WRITTEN TASK:
Find and copy lines holding "ylabel".

(Some records)
^^^^^^^^^^^^^^^^
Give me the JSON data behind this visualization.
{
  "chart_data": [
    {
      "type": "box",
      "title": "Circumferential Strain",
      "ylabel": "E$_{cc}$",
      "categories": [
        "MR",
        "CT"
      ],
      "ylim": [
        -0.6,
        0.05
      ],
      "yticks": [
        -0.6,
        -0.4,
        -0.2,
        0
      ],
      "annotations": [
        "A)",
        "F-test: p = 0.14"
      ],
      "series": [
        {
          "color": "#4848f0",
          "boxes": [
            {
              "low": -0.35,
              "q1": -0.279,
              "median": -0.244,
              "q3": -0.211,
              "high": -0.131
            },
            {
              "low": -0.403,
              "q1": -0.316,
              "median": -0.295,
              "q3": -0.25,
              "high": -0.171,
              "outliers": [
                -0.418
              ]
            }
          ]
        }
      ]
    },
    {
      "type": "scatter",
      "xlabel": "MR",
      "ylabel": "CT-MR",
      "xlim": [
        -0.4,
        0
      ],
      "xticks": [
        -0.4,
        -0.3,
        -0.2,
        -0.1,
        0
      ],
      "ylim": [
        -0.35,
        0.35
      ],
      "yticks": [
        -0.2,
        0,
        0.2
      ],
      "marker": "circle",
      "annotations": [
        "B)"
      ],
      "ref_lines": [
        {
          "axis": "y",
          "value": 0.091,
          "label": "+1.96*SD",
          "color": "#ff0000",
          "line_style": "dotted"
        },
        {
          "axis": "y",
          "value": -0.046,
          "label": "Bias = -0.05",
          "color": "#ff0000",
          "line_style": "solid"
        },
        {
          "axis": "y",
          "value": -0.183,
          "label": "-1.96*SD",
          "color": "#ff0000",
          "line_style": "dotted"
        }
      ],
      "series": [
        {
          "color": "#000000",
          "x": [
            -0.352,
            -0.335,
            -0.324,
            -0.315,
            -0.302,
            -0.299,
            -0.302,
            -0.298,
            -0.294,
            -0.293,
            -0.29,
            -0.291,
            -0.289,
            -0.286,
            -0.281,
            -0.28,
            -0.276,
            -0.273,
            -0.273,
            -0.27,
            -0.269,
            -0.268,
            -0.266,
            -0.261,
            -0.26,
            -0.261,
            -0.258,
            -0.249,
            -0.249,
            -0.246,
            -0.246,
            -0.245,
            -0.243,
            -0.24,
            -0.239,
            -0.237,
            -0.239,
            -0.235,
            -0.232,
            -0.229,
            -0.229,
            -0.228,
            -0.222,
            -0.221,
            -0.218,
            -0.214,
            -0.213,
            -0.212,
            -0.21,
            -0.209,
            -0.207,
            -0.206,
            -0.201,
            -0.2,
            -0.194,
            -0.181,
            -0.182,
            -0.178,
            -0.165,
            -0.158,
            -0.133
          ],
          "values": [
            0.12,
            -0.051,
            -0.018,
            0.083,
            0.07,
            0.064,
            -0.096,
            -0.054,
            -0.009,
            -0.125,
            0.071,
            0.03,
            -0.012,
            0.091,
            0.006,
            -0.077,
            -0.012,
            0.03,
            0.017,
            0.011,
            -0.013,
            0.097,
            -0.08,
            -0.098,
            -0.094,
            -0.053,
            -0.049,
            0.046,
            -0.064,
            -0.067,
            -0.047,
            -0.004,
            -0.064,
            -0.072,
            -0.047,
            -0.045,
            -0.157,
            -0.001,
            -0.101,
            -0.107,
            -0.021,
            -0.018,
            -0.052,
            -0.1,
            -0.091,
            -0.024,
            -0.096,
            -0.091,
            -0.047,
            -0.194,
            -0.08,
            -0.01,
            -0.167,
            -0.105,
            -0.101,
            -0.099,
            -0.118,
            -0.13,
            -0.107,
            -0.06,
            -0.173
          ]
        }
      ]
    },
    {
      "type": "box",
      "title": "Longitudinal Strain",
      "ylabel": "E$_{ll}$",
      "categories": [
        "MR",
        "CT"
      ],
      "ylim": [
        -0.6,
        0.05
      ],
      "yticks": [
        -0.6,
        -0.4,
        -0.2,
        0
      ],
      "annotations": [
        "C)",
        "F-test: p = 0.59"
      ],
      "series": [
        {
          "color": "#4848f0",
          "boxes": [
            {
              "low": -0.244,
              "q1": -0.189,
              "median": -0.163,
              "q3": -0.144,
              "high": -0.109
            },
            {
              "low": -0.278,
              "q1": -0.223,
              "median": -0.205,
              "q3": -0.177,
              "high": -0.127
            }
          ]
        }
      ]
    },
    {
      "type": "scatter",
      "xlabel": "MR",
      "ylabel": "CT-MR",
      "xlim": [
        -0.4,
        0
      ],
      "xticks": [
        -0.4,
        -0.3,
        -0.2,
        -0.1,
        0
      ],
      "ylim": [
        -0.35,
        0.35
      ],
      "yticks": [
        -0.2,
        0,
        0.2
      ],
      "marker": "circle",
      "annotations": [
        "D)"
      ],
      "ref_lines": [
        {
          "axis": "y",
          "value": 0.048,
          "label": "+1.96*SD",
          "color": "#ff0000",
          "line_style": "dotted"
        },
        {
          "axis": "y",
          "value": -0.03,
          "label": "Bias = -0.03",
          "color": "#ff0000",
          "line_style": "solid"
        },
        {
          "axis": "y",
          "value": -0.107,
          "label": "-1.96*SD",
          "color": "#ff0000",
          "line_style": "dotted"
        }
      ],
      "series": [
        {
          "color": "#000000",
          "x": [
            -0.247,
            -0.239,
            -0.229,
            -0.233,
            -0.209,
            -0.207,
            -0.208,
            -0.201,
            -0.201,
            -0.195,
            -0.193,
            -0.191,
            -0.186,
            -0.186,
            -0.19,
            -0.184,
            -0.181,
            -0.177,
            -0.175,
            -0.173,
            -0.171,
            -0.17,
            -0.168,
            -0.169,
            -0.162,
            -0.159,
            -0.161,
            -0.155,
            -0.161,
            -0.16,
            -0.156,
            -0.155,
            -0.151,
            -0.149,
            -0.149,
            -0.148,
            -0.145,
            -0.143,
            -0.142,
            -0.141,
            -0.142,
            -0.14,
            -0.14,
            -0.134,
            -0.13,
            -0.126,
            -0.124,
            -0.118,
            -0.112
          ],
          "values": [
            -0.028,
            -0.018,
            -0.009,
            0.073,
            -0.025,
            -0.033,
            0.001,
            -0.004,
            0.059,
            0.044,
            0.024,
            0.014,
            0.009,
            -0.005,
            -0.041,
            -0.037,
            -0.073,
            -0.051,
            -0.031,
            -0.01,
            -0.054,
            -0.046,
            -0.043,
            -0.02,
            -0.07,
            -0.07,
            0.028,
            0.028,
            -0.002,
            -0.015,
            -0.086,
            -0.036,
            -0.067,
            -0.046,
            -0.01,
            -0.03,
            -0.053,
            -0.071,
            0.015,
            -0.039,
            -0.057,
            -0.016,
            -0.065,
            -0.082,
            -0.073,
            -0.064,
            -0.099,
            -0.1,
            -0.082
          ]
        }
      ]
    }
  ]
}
^^^^^^^^^^^^^^^^
RESPONSE BELOW:
      "ylabel": "E$_{cc}$",
      "ylabel": "CT-MR",
      "ylabel": "E$_{ll}$",
      "ylabel": "CT-MR",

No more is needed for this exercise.